* BEGIN *
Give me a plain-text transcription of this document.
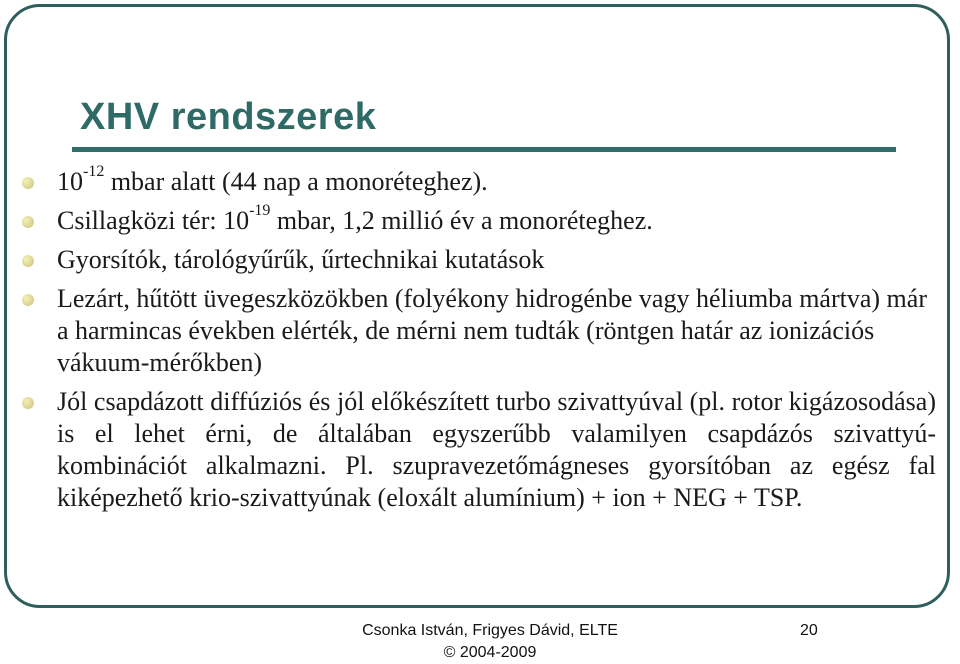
XHV rendszerek
$10^{-12}$ mbar alatt (44 nap a monoréteghez).
Csillagközi tér: $10^{-19}$ mbar, 1,2 millió év a monoréteghez.
Gyorsítók, tárológyűrűk, űrtechnikai kutatások
Lezárt, hűtött üvegeszközökben (folyékony hidrogénbe vagy héliumba mártva) már a harmincas években elérték, de mérni nem tudták (röntgen határ az ionizációs vákuum-mérőkben)
Jól csapdázott diffúziós és jól előkészített turbo szivattyúval (pl. rotor kigázosodása) is el lehet érni, de általában egyszerűbb valamilyen csapdázós szivattyú-kombinációt alkalmazni. Pl. szupravezetőmágneses gyorsítóban az egész fal kiképezhető krio-szivattyúnak (eloxált alumínium) + ion + NEG + TSP.
Csonka István, Frigyes Dávid, ELTE
© 2004-2009
20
* END *
= Instruction =
Extract the entries in full, exactly as they are, minus the pictures.

= Task response =
Give me a plain-text transcription of this document.
XHV rendszerek
$10^{-12}$ mbar alatt (44 nap a monoréteghez).
Csillagközi tér: $10^{-19}$ mbar, 1,2 millió év a monoréteghez.
Gyorsítók, tárológyűrűk, űrtechnikai kutatások
Lezárt, hűtött üvegeszközökben (folyékony hidrogénbe vagy héliumba mártva) már a harmincas években elérték, de mérni nem tudták (röntgen határ az ionizációs vákuum-mérőkben)
Jól csapdázott diffúziós és jól előkészített turbo szivattyúval (pl. rotor kigázosodása) is el lehet érni, de általában egyszerűbb valamilyen csapdázós szivattyú-kombinációt alkalmazni. Pl. szupravezetőmágneses gyorsítóban az egész fal kiképezhető krio-szivattyúnak (eloxált alumínium) + ion + NEG + TSP.
Csonka István, Frigyes Dávid, ELTE
© 2004-2009
20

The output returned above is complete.